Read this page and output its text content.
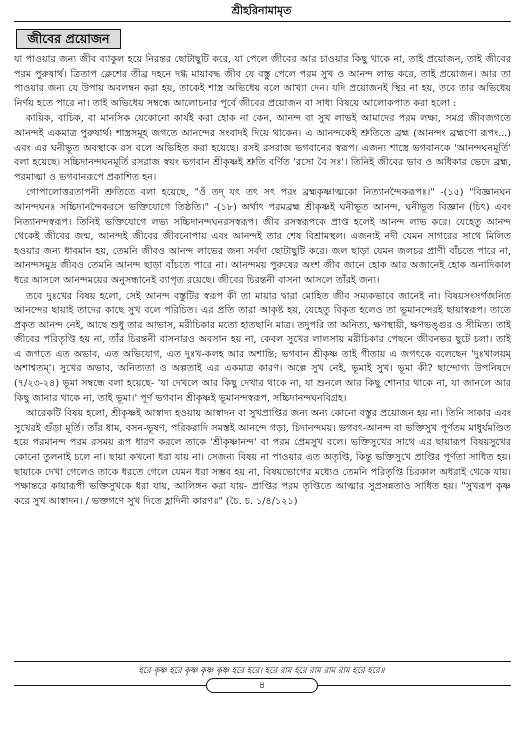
শ্রীহরিনামামৃত
জীবের প্রয়োজন

যা পাওয়ার জন্য জীব ব্যাকুল হয়ে নিরন্তর ছোটাছুটি করে, যা পেলে জীবের আর চাওয়ার কিছু থাকে না, তাই প্রয়োজন, তাই জীবের পরম পুরুষার্থ। ত্রিতাপ ক্লেশের তীব্র দহনে দগ্ধ মায়াবদ্ধ জীব যে বস্তু পেলে পরম সুখ ও আনন্দ লাভ করে, তাই প্রয়োজন। আর তা পাওয়ার জন্য যে উপায় অবলম্বন করা হয়, তাকেই শাস্ত্র অভিধেয় বলে আখ্যা দেন। যদি প্রয়োজনই স্থির না হয়, তবে তার অভিধেয় নির্ণয় হতে পারে না। তাই অভিধেয় সম্বন্ধে আলোচনার পূর্বে জীবের প্রয়োজন বা সাধ্য বিষয়ে আলোকপাত করা হলো :

কায়িক, বাচিক, বা মানসিক যেকোনো কার্যই করা হোক না কেন, আনন্দ বা সুখ লাভই আমাদের পরম লক্ষ্য, সমগ্র জীবজগতে আনন্দই একমাত্র পুরুষার্থ। শাস্ত্রসমূহ জগতে আনন্দের সংবাদই দিয়ে থাকেন। এ আনন্দকেই শ্রুতিতে ব্রহ্ম (আনন্দং ব্রহ্মণো রূপং...) এবং এর ঘনীভূত অবস্থাকে রস বলে অভিহিত করা হয়েছে। রসই রসরাজ ভগবানের স্বরূপ। এজন্য শাস্ত্রে ভগবানকে 'আনন্দঘনমূর্তি' বলা হয়েছে। সচ্চিদানন্দঘনমূর্তি রসরাজ স্বয়ং ভগবান শ্রীকৃষ্ণই শ্রুতি বর্ণিত 'রসো বৈ সঃ'। তিনিই জীবের ভাব ও অধিকার ভেদে ব্রহ্ম, পরমাত্মা ও ভগবানরূপে প্রকাশিত হন।

গোপালোত্তরতাপনী শ্রুতিতে বলা হয়েছে, "ওঁ তদ্ যৎ তৎ সৎ পরং ব্রহ্মকৃষ্ণাত্মকো নিত্যানন্দৈকরূপঃ।" -(১৫) "বিজ্ঞানঘন আনন্দঘনঃ সচ্চিদানন্দৈকরসে ভক্তিযোগে তিষ্ঠতি।" -(১৮) অর্থাৎ পরমব্রহ্ম শ্রীকৃষ্ণই ঘনীভূত আনন্দ, ঘনীভূত বিজ্ঞান (চিৎ) এবং নিত্যানন্দস্বরূপ। তিনিই ভক্তিযোগে লভ্য সচ্চিদানন্দঘনরসস্বরূপ। জীব রসস্বরূপকে প্রাপ্ত হলেই আনন্দ লাভ করে। যেহেতু আনন্দ থেকেই জীবের জন্ম, আনন্দই জীবের জীবনোপায় এবং আনন্দই তার শেষ বিশ্রামস্থল। এজন্যই নদী যেমন সাগরের সাথে মিলিত হওয়ার জন্য ধাবমান হয়, তেমনি জীবও আনন্দ লাভের জন্য সর্বদা ছোটাছুটি করে। জল ছাড়া যেমন জলচর প্রাণী বাঁচতে পারে না, আনন্দসমুদ্র জীবও তেমনি আনন্দ ছাড়া বাঁচতে পারে না। আনন্দময় পুরুষের অংশ জীব জানে হোক আর অজানেই হোক অনাদিকাল ধরে আসলে আনন্দময়ের অনুসন্ধানেই ব্যাপৃত রয়েছে। জীবের চিরন্তনী বাসনা আসলে তাঁরই জন্য।

তবে দুঃখের বিষয় হলো, সেই আনন্দ বস্তুটির স্বরূপ কী তা মায়ার দ্বারা মোহিত জীব সম্যকভাবে জানেই না। বিষয়সংসর্গজনিত আনন্দের ছায়াই তাদের কাছে সুখ বলে পরিচিত। এর প্রতি তারা আকৃষ্ট হয়, যেহেতু বিকৃত হলেও তা ভূমানন্দেরই ছায়াস্বরূপ। তাতে প্রকৃত আনন্দ নেই, আছে শুধু তার আভাস, মরীচিকার মতো হাতছানি মাত্র। তদুপরি তা অনিত্য, ক্ষণস্থায়ী, ক্ষণভঙ্গুর ও সীমিত। তাই জীবের পরিতৃপ্তি হয় না, তাঁর চিরন্তনী বাসনারও অবসান হয় না, কেবল সুখের লালসায় মরীচিকার পেছনে জীবনভর ছুটে চলা। তাই এ জগতে এত অভাব, এত অভিযোগ, এত দুঃখ-কলহ আর অশান্তি; ভগবান শ্রীকৃষ্ণ তাই গীতায় এ জগৎকে বলেছেন 'দুঃখালয়ম্ অশাশ্বতম্'। সুখের অভাব, অনিত্যতা ও অল্পতাই এর একমাত্র কারণ। অল্পে সুখ নেই, ভূমাই সুখ। ভূমা কী? ছান্দোগ্য উপনিষদে (৭/২৩-২৪) ভূমা সম্বন্ধে বলা হয়েছে- 'যা দেখলে আর কিছু দেখার থাকে না, যা শুনলে আর কিছু শোনার থাকে না, যা জানলে আর কিছু জানার থাকে না, তাই ভূমা।' পূর্ণ ভগবান শ্রীকৃষ্ণই ভূমানন্দস্বরূপ, সচ্চিদানন্দঘনবিগ্রহ।

আরেকটি বিষয় হলো, শ্রীকৃষ্ণই আস্বাদ্য হওয়ায় আস্বাদন বা সুখপ্রাপ্তির জন্য অন্য কোনো বস্তুর প্রয়োজন হয় না। তিনি সাকার এবং সুখেরই গুঁড়া মূর্তি। তাঁর ধাম, বসন-ভূষণ, পরিকরাদি সমস্তই আনন্দে গড়া, চিদানন্দময়। ভগবৎ-আনন্দ বা ভক্তিসুখ পূর্ণতম মাধুর্যমণ্ডিত হয়ে পরমানন্দ পরম রসময় রূপ ধারণ করলে তাকে 'শ্রীকৃষ্ণানন্দ' বা পরম প্রেমসুখ বলে। ভক্তিসুখের সাথে এর ছায়ারূপ বিষয়সুখের কোনো তুলনাই চলে না। ছায়া কখনো ধরা যায় না। সেজন্য বিষয় না পাওয়ার এত অতৃপ্তি, কিন্তু ভক্তিসুখে প্রাপ্তির পূর্ণতা সাধিত হয়। ছায়াকে দেখা গেলেও তাকে ধরতে গেলে যেমন ধরা সম্ভব হয় না, বিষয়ভোগের মধ্যেও তেমনি পরিতৃপ্তি চিরকাল অধরাই থেকে যায়। পক্ষান্তরে কায়ারূপী ভক্তিসুখকে ধরা যায়, আলিঙ্গন করা যায়- প্রাপ্তির পরম তৃপ্তিতে আত্মার সুপ্রসন্নতাও সাধিত হয়। "সুখরূপ কৃষ্ণ করে সুখ আস্বাদন। / ভক্তগণে সুখ দিতে হ্লাদিনী কারণ॥" (চৈ. চ. ১/৪/১২১)

হরে কৃষ্ণ হরে কৃষ্ণ কৃষ্ণ কৃষ্ণ হরে হরে। হরে রাম হরে রাম রাম রাম হরে হরে॥
৪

========

*REQUEST*: Write out the whole listing exactly, and drop the pictures.

*RESPONSE TO THIS TASK*:
Read this page and output its text content.
শ্রীহরিনামামৃত
জীবের প্রয়োজন

যা পাওয়ার জন্য জীব ব্যাকুল হয়ে নিরন্তর ছোটাছুটি করে, যা পেলে জীবের আর চাওয়ার কিছু থাকে না, তাই প্রয়োজন, তাই জীবের পরম পুরুষার্থ। ত্রিতাপ ক্লেশের তীব্র দহনে দগ্ধ মায়াবদ্ধ জীব যে বস্তু পেলে পরম সুখ ও আনন্দ লাভ করে, তাই প্রয়োজন। আর তা পাওয়ার জন্য যে উপায় অবলম্বন করা হয়, তাকেই শাস্ত্র অভিধেয় বলে আখ্যা দেন। যদি প্রয়োজনই স্থির না হয়, তবে তার অভিধেয় নির্ণয় হতে পারে না। তাই অভিধেয় সম্বন্ধে আলোচনার পূর্বে জীবের প্রয়োজন বা সাধ্য বিষয়ে আলোকপাত করা হলো :

কায়িক, বাচিক, বা মানসিক যেকোনো কার্যই করা হোক না কেন, আনন্দ বা সুখ লাভই আমাদের পরম লক্ষ্য, সমগ্র জীবজগতে আনন্দই একমাত্র পুরুষার্থ। শাস্ত্রসমূহ জগতে আনন্দের সংবাদই দিয়ে থাকেন। এ আনন্দকেই শ্রুতিতে ব্রহ্ম (আনন্দং ব্রহ্মণো রূপং...) এবং এর ঘনীভূত অবস্থাকে রস বলে অভিহিত করা হয়েছে। রসই রসরাজ ভগবানের স্বরূপ। এজন্য শাস্ত্রে ভগবানকে 'আনন্দঘনমূর্তি' বলা হয়েছে। সচ্চিদানন্দঘনমূর্তি রসরাজ স্বয়ং ভগবান শ্রীকৃষ্ণই শ্রুতি বর্ণিত 'রসো বৈ সঃ'। তিনিই জীবের ভাব ও অধিকার ভেদে ব্রহ্ম, পরমাত্মা ও ভগবানরূপে প্রকাশিত হন।

গোপালোত্তরতাপনী শ্রুতিতে বলা হয়েছে, "ওঁ তদ্ যৎ তৎ সৎ পরং ব্রহ্মকৃষ্ণাত্মকো নিত্যানন্দৈকরূপঃ।" -(১৫) "বিজ্ঞানঘন আনন্দঘনঃ সচ্চিদানন্দৈকরসে ভক্তিযোগে তিষ্ঠতি।" -(১৮) অর্থাৎ পরমব্রহ্ম শ্রীকৃষ্ণই ঘনীভূত আনন্দ, ঘনীভূত বিজ্ঞান (চিৎ) এবং নিত্যানন্দস্বরূপ। তিনিই ভক্তিযোগে লভ্য সচ্চিদানন্দঘনরসস্বরূপ। জীব রসস্বরূপকে প্রাপ্ত হলেই আনন্দ লাভ করে। যেহেতু আনন্দ থেকেই জীবের জন্ম, আনন্দই জীবের জীবনোপায় এবং আনন্দই তার শেষ বিশ্রামস্থল। এজন্যই নদী যেমন সাগরের সাথে মিলিত হওয়ার জন্য ধাবমান হয়, তেমনি জীবও আনন্দ লাভের জন্য সর্বদা ছোটাছুটি করে। জল ছাড়া যেমন জলচর প্রাণী বাঁচতে পারে না, আনন্দসমুদ্র জীবও তেমনি আনন্দ ছাড়া বাঁচতে পারে না। আনন্দময় পুরুষের অংশ জীব জানে হোক আর অজানেই হোক অনাদিকাল ধরে আসলে আনন্দময়ের অনুসন্ধানেই ব্যাপৃত রয়েছে। জীবের চিরন্তনী বাসনা আসলে তাঁরই জন্য।

তবে দুঃখের বিষয় হলো, সেই আনন্দ বস্তুটির স্বরূপ কী তা মায়ার দ্বারা মোহিত জীব সম্যকভাবে জানেই না। বিষয়সংসর্গজনিত আনন্দের ছায়াই তাদের কাছে সুখ বলে পরিচিত। এর প্রতি তারা আকৃষ্ট হয়, যেহেতু বিকৃত হলেও তা ভূমানন্দেরই ছায়াস্বরূপ। তাতে প্রকৃত আনন্দ নেই, আছে শুধু তার আভাস, মরীচিকার মতো হাতছানি মাত্র। তদুপরি তা অনিত্য, ক্ষণস্থায়ী, ক্ষণভঙ্গুর ও সীমিত। তাই জীবের পরিতৃপ্তি হয় না, তাঁর চিরন্তনী বাসনারও অবসান হয় না, কেবল সুখের লালসায় মরীচিকার পেছনে জীবনভর ছুটে চলা। তাই এ জগতে এত অভাব, এত অভিযোগ, এত দুঃখ-কলহ আর অশান্তি; ভগবান শ্রীকৃষ্ণ তাই গীতায় এ জগৎকে বলেছেন 'দুঃখালয়ম্ অশাশ্বতম্'। সুখের অভাব, অনিত্যতা ও অল্পতাই এর একমাত্র কারণ। অল্পে সুখ নেই, ভূমাই সুখ। ভূমা কী? ছান্দোগ্য উপনিষদে (৭/২৩-২৪) ভূমা সম্বন্ধে বলা হয়েছে- 'যা দেখলে আর কিছু দেখার থাকে না, যা শুনলে আর কিছু শোনার থাকে না, যা জানলে আর কিছু জানার থাকে না, তাই ভূমা।' পূর্ণ ভগবান শ্রীকৃষ্ণই ভূমানন্দস্বরূপ, সচ্চিদানন্দঘনবিগ্রহ।

আরেকটি বিষয় হলো, শ্রীকৃষ্ণই আস্বাদ্য হওয়ায় আস্বাদন বা সুখপ্রাপ্তির জন্য অন্য কোনো বস্তুর প্রয়োজন হয় না। তিনি সাকার এবং সুখেরই গুঁড়া মূর্তি। তাঁর ধাম, বসন-ভূষণ, পরিকরাদি সমস্তই আনন্দে গড়া, চিদানন্দময়। ভগবৎ-আনন্দ বা ভক্তিসুখ পূর্ণতম মাধুর্যমণ্ডিত হয়ে পরমানন্দ পরম রসময় রূপ ধারণ করলে তাকে 'শ্রীকৃষ্ণানন্দ' বা পরম প্রেমসুখ বলে। ভক্তিসুখের সাথে এর ছায়ারূপ বিষয়সুখের কোনো তুলনাই চলে না। ছায়া কখনো ধরা যায় না। সেজন্য বিষয় না পাওয়ার এত অতৃপ্তি, কিন্তু ভক্তিসুখে প্রাপ্তির পূর্ণতা সাধিত হয়। ছায়াকে দেখা গেলেও তাকে ধরতে গেলে যেমন ধরা সম্ভব হয় না, বিষয়ভোগের মধ্যেও তেমনি পরিতৃপ্তি চিরকাল অধরাই থেকে যায়। পক্ষান্তরে কায়ারূপী ভক্তিসুখকে ধরা যায়, আলিঙ্গন করা যায়- প্রাপ্তির পরম তৃপ্তিতে আত্মার সুপ্রসন্নতাও সাধিত হয়। "সুখরূপ কৃষ্ণ করে সুখ আস্বাদন। / ভক্তগণে সুখ দিতে হ্লাদিনী কারণ॥" (চৈ. চ. ১/৪/১২১)

হরে কৃষ্ণ হরে কৃষ্ণ কৃষ্ণ কৃষ্ণ হরে হরে। হরে রাম হরে রাম রাম রাম হরে হরে॥
৪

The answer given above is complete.